WORK TO COMPLETE:
- A) In the church text, what is the name of the minister's miniature dachshund?
- B) Repeat the passage of the church text from "We listen to" to "age, and ability.", keeping every word unchanged.

Friday, February 13, 2009

Statement of Faith and Purpose

Broadview Community United Church of Christ is
"an encompassing church whose 'compass' is Jesus"

Our purpose is to joyfully experience God's presence in worship,
to faithfully live and proclaim the Good News of the Christ,
and to be ever-attentive to the inspiration of the Spirit.

We believe that "God is still speaking", so we're still listening.
We hear God's call to be earth-friendly, justice-seeking, peacemakers.
We encourage lifelong learning and intergenerational mentoring.
We listen to people's honest questions & doubts
as well as hopes & faith testimonies.
We affirm each person's unique, God-given strengths.
With unity, we celebrate our diversity
in religious background, sexual orientation, race, age, and ability.

Creatures Lowly and Majestic

My minister friend Thomas took Whipper, his miniature dachshund to church again last Sunday. His sermon was about unconditional love. Right there in front of God and the whole congregation, he let Whipper slobber all over his face with abundant wet kisses. I know, I know: happiness is a warm puppy. And watching a bald eagle in flight can make us break out with goose bumps. And giving a few dollars to "save the whales" is a righteous thing to do.

But there are also far more humble, even obnoxious critters among God's creatures, far less easy to love. The poet Theodore Roethke once boasted, "I can love a slug." Can you?

The Bible, in general, is rather fond of lowly creatures, though hard on snakes for some reason. Birds tend to be more favorably looked upon, and astonishingly plentiful: turtle doves, ravens, eagles, certainly. Long before they stood for mighty patriot dreams of Americans, eagles in the Bible represented all-encompassing kind of might, that of God herself (God is compared to a mother eagle). We're told that it was a dove which represented the third person of the Holy Trinity at Jesus' baptism. But in Bible times as well as now, the dove's first cousin, the pigeon, was more commonly spotted. Could the Holy Spirit actually have been accompanied by a slightly-fatter-than-a-dove pigeon? (I can still hear an ex-boyfriend of mine dismissively referring to pigeons as "airborn rats"- apologies to those of you who have pet rats and love them!) Other negatively-connotated pigeon-phrases come to mind: "pigeon-toed. Pigeon-brained. Stool pigeon. Pigeon-chested. Have you even once ever heard of the stout heart of a pigeon, or of a pigeon hero?" (P. Uschuk). There's even a website for pigeon kickers.

STUDY MATERIAL:
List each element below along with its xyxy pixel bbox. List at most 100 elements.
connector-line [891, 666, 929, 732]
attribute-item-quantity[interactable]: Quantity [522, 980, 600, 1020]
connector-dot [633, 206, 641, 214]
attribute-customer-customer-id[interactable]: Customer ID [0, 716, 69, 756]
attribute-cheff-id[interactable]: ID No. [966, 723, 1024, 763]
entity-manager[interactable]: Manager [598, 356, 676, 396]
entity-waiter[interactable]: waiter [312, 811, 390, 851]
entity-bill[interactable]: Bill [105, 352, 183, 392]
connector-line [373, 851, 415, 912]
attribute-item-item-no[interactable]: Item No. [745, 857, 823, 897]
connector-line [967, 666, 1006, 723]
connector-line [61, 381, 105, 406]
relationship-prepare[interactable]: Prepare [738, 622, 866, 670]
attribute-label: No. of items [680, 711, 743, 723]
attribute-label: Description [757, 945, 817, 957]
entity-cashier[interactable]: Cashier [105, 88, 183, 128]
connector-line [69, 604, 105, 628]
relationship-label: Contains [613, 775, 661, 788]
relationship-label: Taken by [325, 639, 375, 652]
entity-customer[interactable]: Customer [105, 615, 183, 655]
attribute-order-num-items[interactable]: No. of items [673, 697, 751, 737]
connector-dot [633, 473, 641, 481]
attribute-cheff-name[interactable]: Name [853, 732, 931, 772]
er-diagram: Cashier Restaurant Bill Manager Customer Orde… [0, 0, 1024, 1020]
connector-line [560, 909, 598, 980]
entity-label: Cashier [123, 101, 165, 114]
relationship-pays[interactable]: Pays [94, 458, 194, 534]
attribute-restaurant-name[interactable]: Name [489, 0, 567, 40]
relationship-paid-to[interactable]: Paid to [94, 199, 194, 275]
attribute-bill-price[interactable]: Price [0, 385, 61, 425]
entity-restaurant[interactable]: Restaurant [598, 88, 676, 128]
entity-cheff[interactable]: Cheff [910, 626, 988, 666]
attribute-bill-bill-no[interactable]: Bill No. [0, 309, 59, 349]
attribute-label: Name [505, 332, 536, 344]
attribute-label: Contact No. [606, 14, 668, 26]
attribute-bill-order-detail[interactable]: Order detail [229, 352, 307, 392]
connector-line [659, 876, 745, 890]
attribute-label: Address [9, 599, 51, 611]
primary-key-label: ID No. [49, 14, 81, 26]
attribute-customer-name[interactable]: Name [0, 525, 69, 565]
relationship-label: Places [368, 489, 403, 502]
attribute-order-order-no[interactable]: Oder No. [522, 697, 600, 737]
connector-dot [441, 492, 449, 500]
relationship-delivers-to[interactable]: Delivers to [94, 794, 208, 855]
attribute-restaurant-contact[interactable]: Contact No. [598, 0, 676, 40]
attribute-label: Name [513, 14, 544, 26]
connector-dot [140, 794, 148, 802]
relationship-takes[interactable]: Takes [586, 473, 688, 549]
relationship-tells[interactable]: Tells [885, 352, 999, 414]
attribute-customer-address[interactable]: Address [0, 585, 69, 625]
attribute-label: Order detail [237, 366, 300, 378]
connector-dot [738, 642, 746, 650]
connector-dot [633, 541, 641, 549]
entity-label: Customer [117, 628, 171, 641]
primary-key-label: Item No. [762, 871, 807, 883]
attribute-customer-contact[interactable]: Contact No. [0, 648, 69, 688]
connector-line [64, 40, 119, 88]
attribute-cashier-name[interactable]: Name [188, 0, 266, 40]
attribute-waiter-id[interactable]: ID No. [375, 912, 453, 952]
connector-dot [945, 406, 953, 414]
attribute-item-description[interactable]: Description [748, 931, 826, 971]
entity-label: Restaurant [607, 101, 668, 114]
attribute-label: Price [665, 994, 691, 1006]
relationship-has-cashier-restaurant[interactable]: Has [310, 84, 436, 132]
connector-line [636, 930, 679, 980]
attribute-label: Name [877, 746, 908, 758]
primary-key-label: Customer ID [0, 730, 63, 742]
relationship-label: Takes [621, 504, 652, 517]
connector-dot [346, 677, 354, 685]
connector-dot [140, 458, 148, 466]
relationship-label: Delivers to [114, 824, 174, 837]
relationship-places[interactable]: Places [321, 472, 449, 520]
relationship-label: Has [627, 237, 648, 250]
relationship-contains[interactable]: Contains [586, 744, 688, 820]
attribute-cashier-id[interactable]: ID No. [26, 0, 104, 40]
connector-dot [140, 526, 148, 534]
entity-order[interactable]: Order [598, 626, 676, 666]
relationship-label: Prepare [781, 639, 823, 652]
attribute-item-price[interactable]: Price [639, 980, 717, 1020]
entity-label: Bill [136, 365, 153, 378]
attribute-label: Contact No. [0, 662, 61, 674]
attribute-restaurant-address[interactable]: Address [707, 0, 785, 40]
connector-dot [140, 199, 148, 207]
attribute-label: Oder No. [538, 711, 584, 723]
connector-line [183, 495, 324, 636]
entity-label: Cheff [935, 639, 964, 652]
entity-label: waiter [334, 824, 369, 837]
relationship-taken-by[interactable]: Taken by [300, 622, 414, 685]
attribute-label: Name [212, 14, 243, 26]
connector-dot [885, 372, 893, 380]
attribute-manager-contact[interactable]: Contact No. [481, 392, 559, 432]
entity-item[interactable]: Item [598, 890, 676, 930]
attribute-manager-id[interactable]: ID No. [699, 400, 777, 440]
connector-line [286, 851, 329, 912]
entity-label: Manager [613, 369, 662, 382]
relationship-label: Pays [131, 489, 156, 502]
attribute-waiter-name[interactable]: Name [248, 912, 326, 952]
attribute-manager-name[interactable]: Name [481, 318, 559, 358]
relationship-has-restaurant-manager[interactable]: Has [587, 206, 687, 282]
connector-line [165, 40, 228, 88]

YOUR WRITTEN ANSWERS:
- A) Whipper

- B)
We listen to people's honest questions & doubts
as well as hopes & faith testimonies.
We affirm each person's unique, God-given strengths.
With unity, we celebrate our diversity
in religious background, sexual orientation, race, age, and ability.